▸ **SELECTION**
_ _ _ _ _ _ _

We were on a long hike, and even though he hadn't read any of the essays, he simply asked me to talk about the book. I was describing the long essay about all those bad dates, and I must have used the phrase, "I don't know, maybe it's me, but ..." And he stopped me and said, "That's your title."

 

Later, over dinner, he asked me a few more questions and came up with the subtitle. Sadly, the relationship didn't last. But I did acknowledge the debt in the back of the book and sent him a copy. 

 

Q: The Publishers Weekly review of the book mentions your “knack for wringing humor from the mundane.” What do you think of that description?

 

A: Well, I don't know how mundane some of my experiences actually are. But I do wring humor from almost everything that happens to me. How could I not? I literally grew up at a hotel in the Borscht Belt, the home of American stand-up comedy.

 

You had all these Holocaust survivors, immigrants, people who barely made it through the Great Depression and WWII. They wanted you to know what they'd survived, but they didn't want to make you think they were asking for pity.

_ _ _ _ _ _ _

▸ **EXTRACTED INFORMATION**
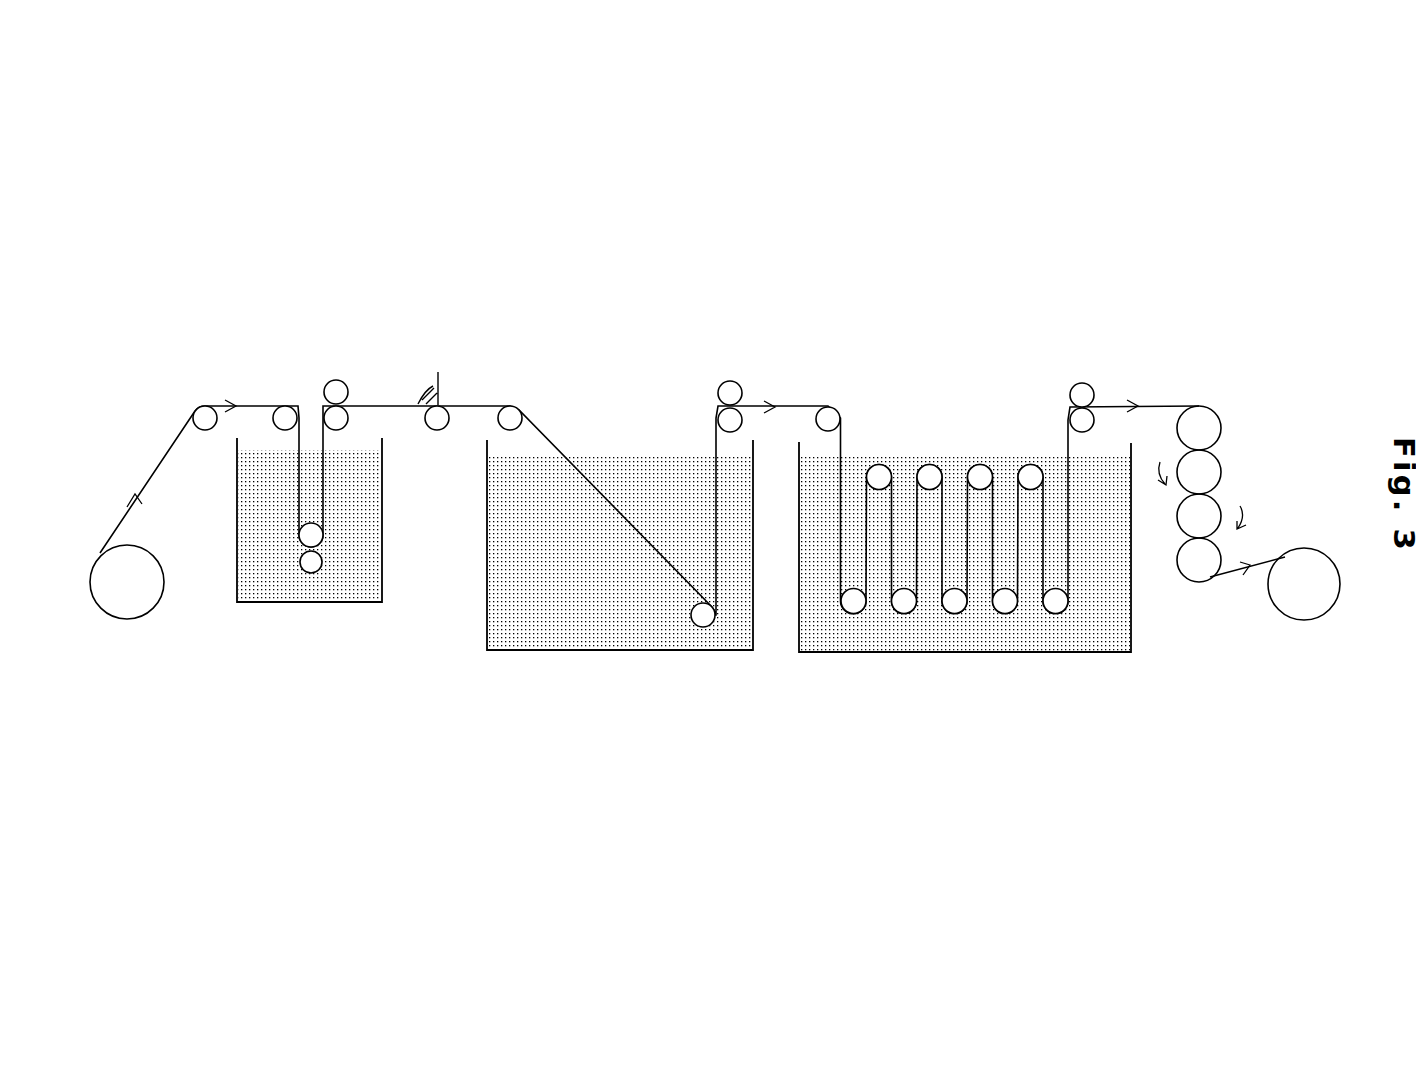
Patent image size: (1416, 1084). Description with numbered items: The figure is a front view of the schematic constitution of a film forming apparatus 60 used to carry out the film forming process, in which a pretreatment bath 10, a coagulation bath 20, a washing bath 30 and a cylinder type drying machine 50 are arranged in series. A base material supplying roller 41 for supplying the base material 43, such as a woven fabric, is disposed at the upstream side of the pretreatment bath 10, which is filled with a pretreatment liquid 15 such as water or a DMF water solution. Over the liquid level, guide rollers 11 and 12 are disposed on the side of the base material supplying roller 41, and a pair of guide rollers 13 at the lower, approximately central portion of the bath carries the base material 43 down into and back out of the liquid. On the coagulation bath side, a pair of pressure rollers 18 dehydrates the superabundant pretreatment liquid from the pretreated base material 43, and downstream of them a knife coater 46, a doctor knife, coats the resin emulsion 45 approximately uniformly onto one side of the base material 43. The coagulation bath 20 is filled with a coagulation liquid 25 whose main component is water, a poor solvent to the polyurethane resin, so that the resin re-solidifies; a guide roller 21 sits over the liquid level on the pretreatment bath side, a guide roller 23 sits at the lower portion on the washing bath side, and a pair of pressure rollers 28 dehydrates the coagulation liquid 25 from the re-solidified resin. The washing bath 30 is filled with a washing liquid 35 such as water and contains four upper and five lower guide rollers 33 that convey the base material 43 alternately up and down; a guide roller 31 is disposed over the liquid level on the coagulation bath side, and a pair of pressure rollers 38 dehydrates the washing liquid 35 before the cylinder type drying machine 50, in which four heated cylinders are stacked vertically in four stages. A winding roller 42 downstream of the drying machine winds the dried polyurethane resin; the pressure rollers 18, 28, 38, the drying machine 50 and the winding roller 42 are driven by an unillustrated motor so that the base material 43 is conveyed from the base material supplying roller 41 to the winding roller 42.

The pretreatment bath 10 is at (283, 603).
The guide roller 11 is at (207, 430).
The guide roller 12 is at (290, 405).
The pair of guide rollers 13 is at (322, 536).
The pretreatment liquid 15 is at (285, 587).
The pair of pressure rollers 18 is at (333, 382).
The coagulation bath 20 is at (568, 652).
The guide roller 21 is at (517, 405).
The guide roller 23 is at (706, 626).
The coagulation liquid 25 is at (547, 620).
The pair of pressure rollers 28 is at (730, 382).
The washing bath 30 is at (892, 653).
The guide roller 31 is at (833, 405).
The guide rollers 33 is at (958, 610).
The washing liquid 35 is at (1083, 632).
The pair of pressure rollers 38 is at (1076, 383).
The base material supplying roller 41 is at (115, 617).
The winding roller 42 is at (1307, 618).
The base material 43 is at (163, 457).
The resin emulsion 45 is at (427, 400).
The knife coater 46 is at (438, 382).
The cylinder type drying machine 50 is at (1222, 422).
The treatment apparatus 60 is at (628, 327).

_ _ _ _ _ _ _

▸ **SHORT TASK**
Could you copy the interview from the words "We were on a" and stop after "American stand-up comedy.", changing "hike" to "walk"? The listing was drawn from a separate source.

▸ **EXERCISE ANSWER**
We were on a long walk, and even though he hadn't read any of the essays, he simply asked me to talk about the book. I was describing the long essay about all those bad dates, and I must have used the phrase, "I don't know, maybe it's me, but ..." And he stopped me and said, "That's your title."

 

Later, over dinner, he asked me a few more questions and came up with the subtitle. Sadly, the relationship didn't last. But I did acknowledge the debt in the back of the book and sent him a copy. 

 

Q: The Publishers Weekly review of the book mentions your “knack for wringing humor from the mundane.” What do you think of that description?

 

A: Well, I don't know how mundane some of my experiences actually are. But I do wring humor from almost everything that happens to me. How could I not? I literally grew up at a hotel in the Borscht Belt, the home of American stand-up comedy.